++++ Extracted information ++++

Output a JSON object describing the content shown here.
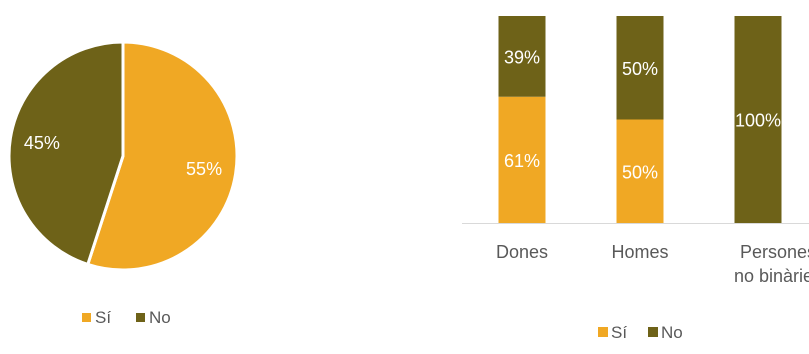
{
  "chart_data": [
    {
      "type": "pie",
      "categories": [
        "Sí",
        "No"
      ],
      "values": [
        55,
        45
      ],
      "labels": [
        "55%",
        "45%"
      ],
      "colors": [
        "#f0a824",
        "#6e6218"
      ],
      "legend": {
        "position": "bottom",
        "entries": [
          "Sí",
          "No"
        ]
      }
    },
    {
      "type": "bar",
      "stacked": true,
      "percent": true,
      "categories": [
        "Dones",
        "Homes",
        "Persones no binàries"
      ],
      "category_lines": [
        [
          "Dones"
        ],
        [
          "Homes"
        ],
        [
          "Persones",
          "no binàries"
        ]
      ],
      "series": [
        {
          "name": "Sí",
          "values": [
            61,
            50,
            0
          ],
          "labels": [
            "61%",
            "50%",
            ""
          ],
          "color": "#f0a824"
        },
        {
          "name": "No",
          "values": [
            39,
            50,
            100
          ],
          "labels": [
            "39%",
            "50%",
            "100%"
          ],
          "color": "#6e6218"
        }
      ],
      "ylim": [
        0,
        100
      ],
      "grid": false,
      "legend": {
        "position": "bottom",
        "entries": [
          "Sí",
          "No"
        ]
      }
    }
  ]
}
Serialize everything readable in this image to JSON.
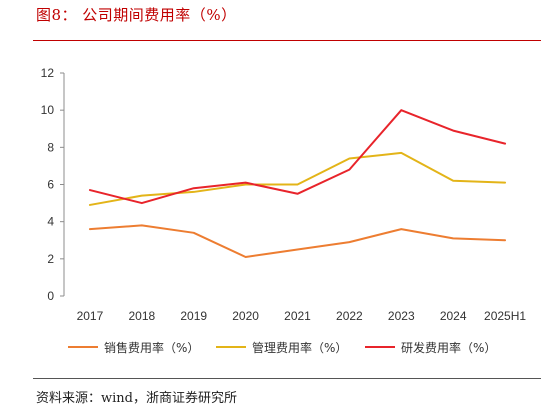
{
  "figure": {
    "title": "图8： 公司期间费用率（%）",
    "source": "资料来源：wind，浙商证券研究所"
  },
  "chart_data": {
    "type": "line",
    "x": [
      "2017",
      "2018",
      "2019",
      "2020",
      "2021",
      "2022",
      "2023",
      "2024",
      "2025H1"
    ],
    "ylim": [
      0,
      12
    ],
    "yticks": [
      0,
      2,
      4,
      6,
      8,
      10,
      12
    ],
    "grid": false,
    "legend_position": "bottom",
    "series": [
      {
        "name": "销售费用率（%）",
        "color": "#ED7D31",
        "values": [
          3.6,
          3.8,
          3.4,
          2.1,
          2.5,
          2.9,
          3.6,
          3.1,
          3.0
        ]
      },
      {
        "name": "管理费用率（%）",
        "color": "#E3B418",
        "values": [
          4.9,
          5.4,
          5.6,
          6.0,
          6.0,
          7.4,
          7.7,
          6.2,
          6.1
        ]
      },
      {
        "name": "研发费用率（%）",
        "color": "#E8242B",
        "values": [
          5.7,
          5.0,
          5.8,
          6.1,
          5.5,
          6.8,
          10.0,
          8.9,
          8.2
        ]
      }
    ]
  }
}
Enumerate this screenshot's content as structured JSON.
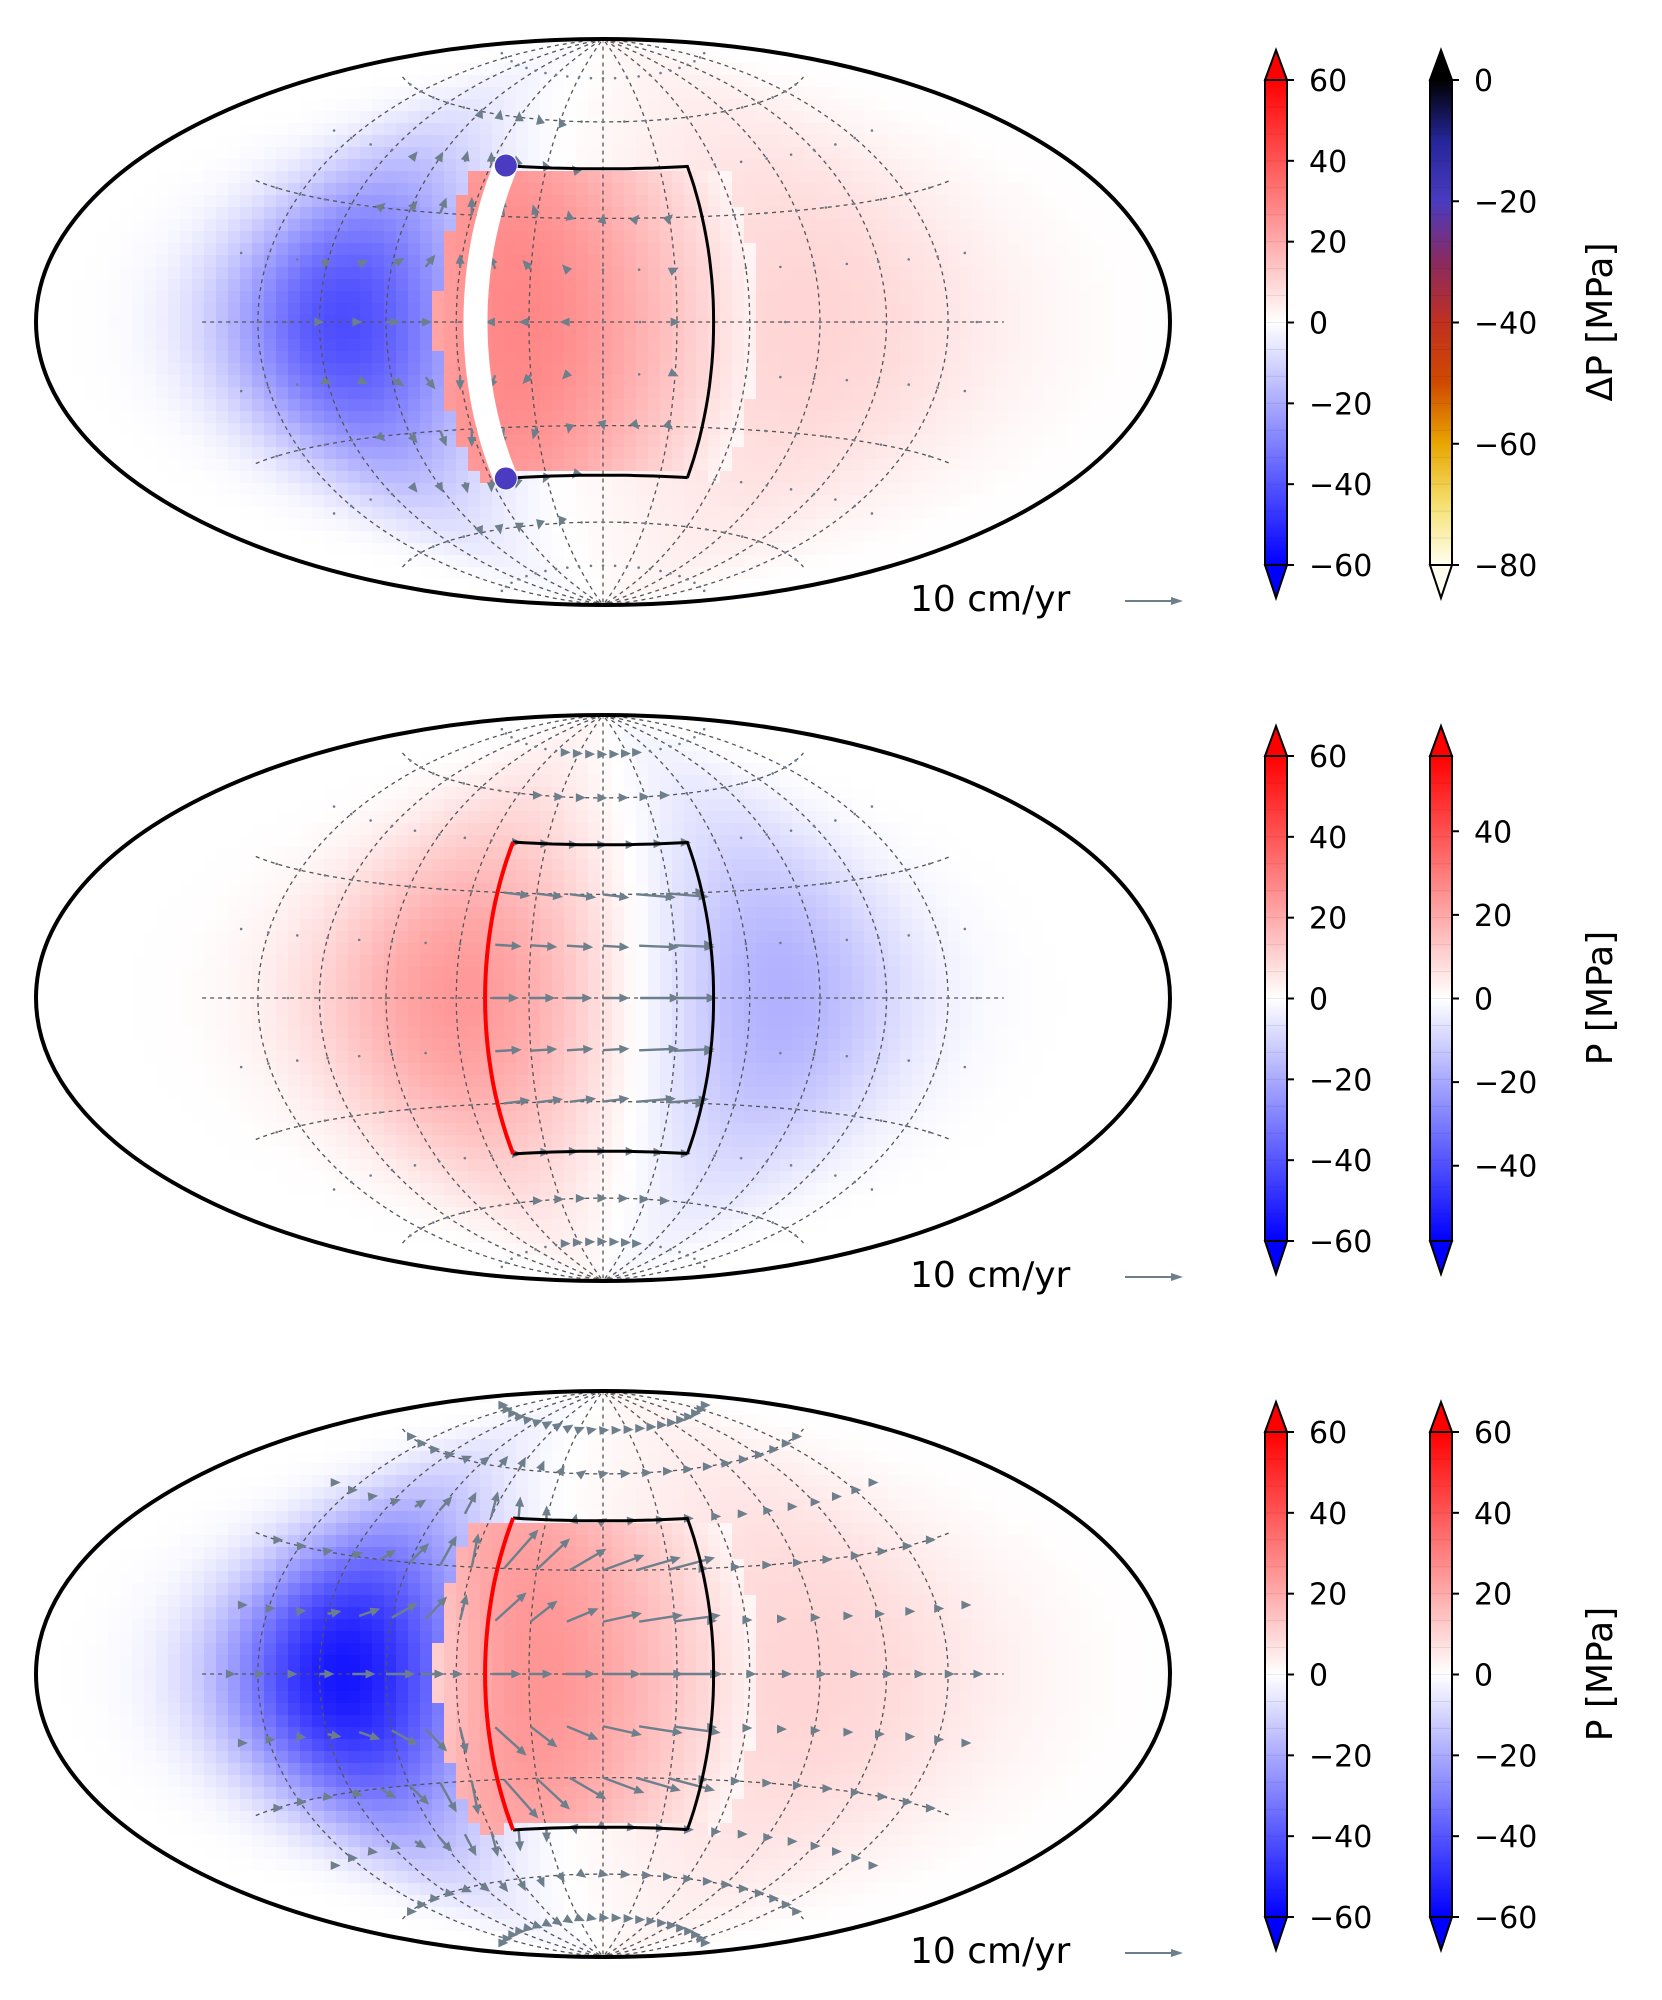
{
  "colors": {
    "bwr_low": "#0000ff",
    "bwr_mid": "#ffffff",
    "bwr_high": "#ff0000",
    "hot_stops": [
      "#fffff0",
      "#f5e070",
      "#e8a500",
      "#d04a00",
      "#c03020",
      "#8a2a60",
      "#4a3bc0",
      "#25259a",
      "#000000"
    ],
    "arrow": "#6e7f8c",
    "outline": "#000000",
    "grid": "#555555",
    "fault_red": "#ff0000"
  },
  "panels": [
    {
      "id": "top",
      "scale_label": "10 cm/yr",
      "field": {
        "amplitude": 58,
        "neg_amplitude": 42,
        "block_level": 0.62
      },
      "cbar_bwr": {
        "ticks": [
          "60",
          "40",
          "20",
          "0",
          "−20",
          "−40",
          "−60"
        ],
        "min": -60,
        "max": 60
      },
      "cbar_second": {
        "type": "hot",
        "ticks": [
          "0",
          "−20",
          "−40",
          "−60",
          "−80"
        ],
        "min": -80,
        "max": 0,
        "title": "ΔP  [MPa]"
      },
      "fault": "gap"
    },
    {
      "id": "middle",
      "scale_label": "10 cm/yr",
      "field": {
        "amplitude": 30,
        "neg_amplitude": 22,
        "block_level": 0.0
      },
      "cbar_bwr": {
        "ticks": [
          "60",
          "40",
          "20",
          "0",
          "−20",
          "−40",
          "−60"
        ],
        "min": -60,
        "max": 60
      },
      "cbar_second": {
        "type": "bwr",
        "ticks": [
          "40",
          "20",
          "0",
          "−20",
          "−40"
        ],
        "min": -58,
        "max": 58,
        "title": "P  [MPa]"
      },
      "fault": "red"
    },
    {
      "id": "bottom",
      "scale_label": "10 cm/yr",
      "field": {
        "amplitude": 62,
        "neg_amplitude": 55,
        "block_level": 0.55
      },
      "cbar_bwr": {
        "ticks": [
          "60",
          "40",
          "20",
          "0",
          "−20",
          "−40",
          "−60"
        ],
        "min": -60,
        "max": 60
      },
      "cbar_second": {
        "type": "bwr",
        "ticks": [
          "60",
          "40",
          "20",
          "0",
          "−20",
          "−40",
          "−60"
        ],
        "min": -60,
        "max": 60,
        "title": "P  [MPa]"
      },
      "fault": "red"
    }
  ]
}
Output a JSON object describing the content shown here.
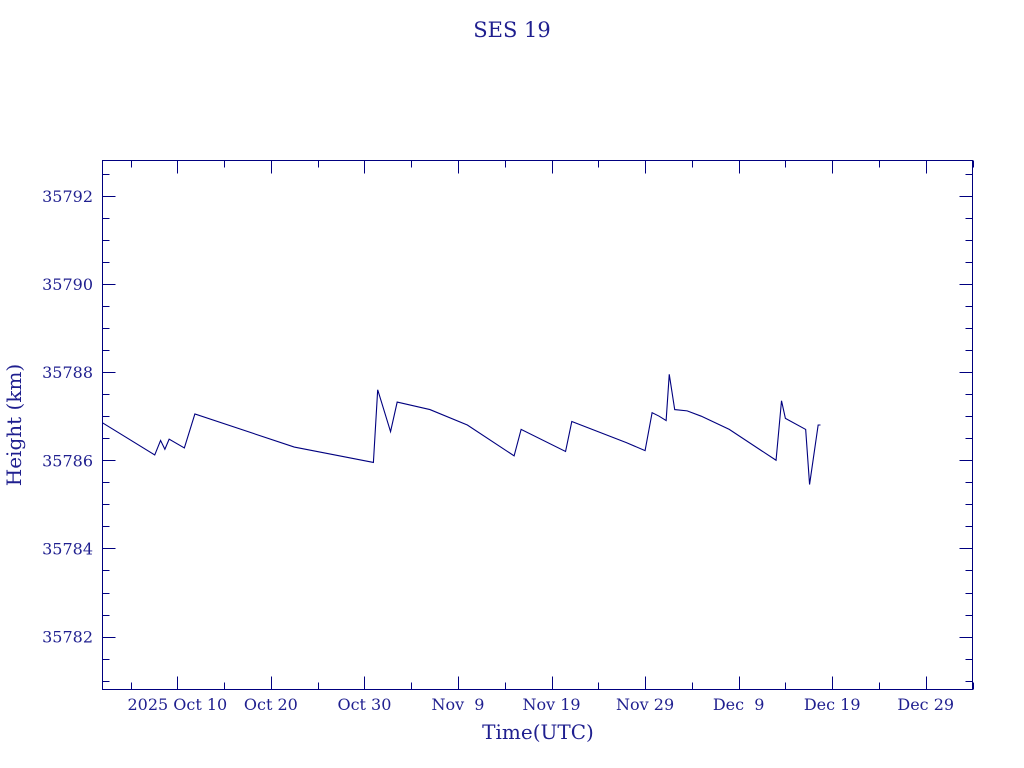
{
  "chart_data": {
    "type": "line",
    "title": "SES 19",
    "xlabel": "Time(UTC)",
    "ylabel": "Height (km)",
    "ylim": [
      35780.8,
      35792.8
    ],
    "xlim": [
      "2025-10-02",
      "2026-01-03"
    ],
    "grid": false,
    "y_ticks": [
      35782,
      35784,
      35786,
      35788,
      35790,
      35792
    ],
    "y_tick_labels": [
      "35782",
      "35784",
      "35786",
      "35788",
      "35790",
      "35792"
    ],
    "x_ticks": [
      "2025-10-10",
      "2025-10-20",
      "2025-10-30",
      "2025-11-09",
      "2025-11-19",
      "2025-11-29",
      "2025-12-09",
      "2025-12-19",
      "2025-12-29"
    ],
    "x_tick_labels": [
      "2025 Oct 10",
      "Oct 20",
      "Oct 30",
      "Nov  9",
      "Nov 19",
      "Nov 29",
      "Dec  9",
      "Dec 19",
      "Dec 29"
    ],
    "series": [
      {
        "color": "#00007f",
        "points": [
          [
            "2025-10-02T00:00",
            35786.85
          ],
          [
            "2025-10-07T14:00",
            35786.12
          ],
          [
            "2025-10-08T05:00",
            35786.45
          ],
          [
            "2025-10-08T16:00",
            35786.25
          ],
          [
            "2025-10-09T03:00",
            35786.48
          ],
          [
            "2025-10-10T18:00",
            35786.28
          ],
          [
            "2025-10-11T21:00",
            35787.05
          ],
          [
            "2025-10-22T12:00",
            35786.3
          ],
          [
            "2025-10-30T23:00",
            35785.95
          ],
          [
            "2025-10-31T10:00",
            35787.6
          ],
          [
            "2025-11-01T19:00",
            35786.65
          ],
          [
            "2025-11-02T12:00",
            35787.32
          ],
          [
            "2025-11-06T00:00",
            35787.15
          ],
          [
            "2025-11-10T00:00",
            35786.8
          ],
          [
            "2025-11-15T00:00",
            35786.1
          ],
          [
            "2025-11-15T18:00",
            35786.7
          ],
          [
            "2025-11-20T12:00",
            35786.2
          ],
          [
            "2025-11-21T04:00",
            35786.88
          ],
          [
            "2025-11-27T00:00",
            35786.4
          ],
          [
            "2025-11-29T00:00",
            35786.22
          ],
          [
            "2025-11-29T18:00",
            35787.08
          ],
          [
            "2025-11-30T12:00",
            35787.0
          ],
          [
            "2025-12-01T06:00",
            35786.9
          ],
          [
            "2025-12-01T14:00",
            35787.95
          ],
          [
            "2025-12-02T04:00",
            35787.15
          ],
          [
            "2025-12-03T12:00",
            35787.12
          ],
          [
            "2025-12-05T00:00",
            35787.0
          ],
          [
            "2025-12-08T00:00",
            35786.7
          ],
          [
            "2025-12-13T00:00",
            35786.0
          ],
          [
            "2025-12-13T14:00",
            35787.35
          ],
          [
            "2025-12-14T00:00",
            35786.95
          ],
          [
            "2025-12-16T04:00",
            35786.7
          ],
          [
            "2025-12-16T14:00",
            35785.45
          ],
          [
            "2025-12-17T12:00",
            35786.8
          ],
          [
            "2025-12-17T18:00",
            35786.8
          ]
        ]
      }
    ]
  }
}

++++

* Aim *
Read the entries and select each line where the word "title" is found.

* Written answer *
    "title": "图8： 公司期间费用率（%）",
        "title": "ΔP  [MPa]"
        "title": "P  [MPa]"
        "title": "P  [MPa]"
    "title": "SES 19",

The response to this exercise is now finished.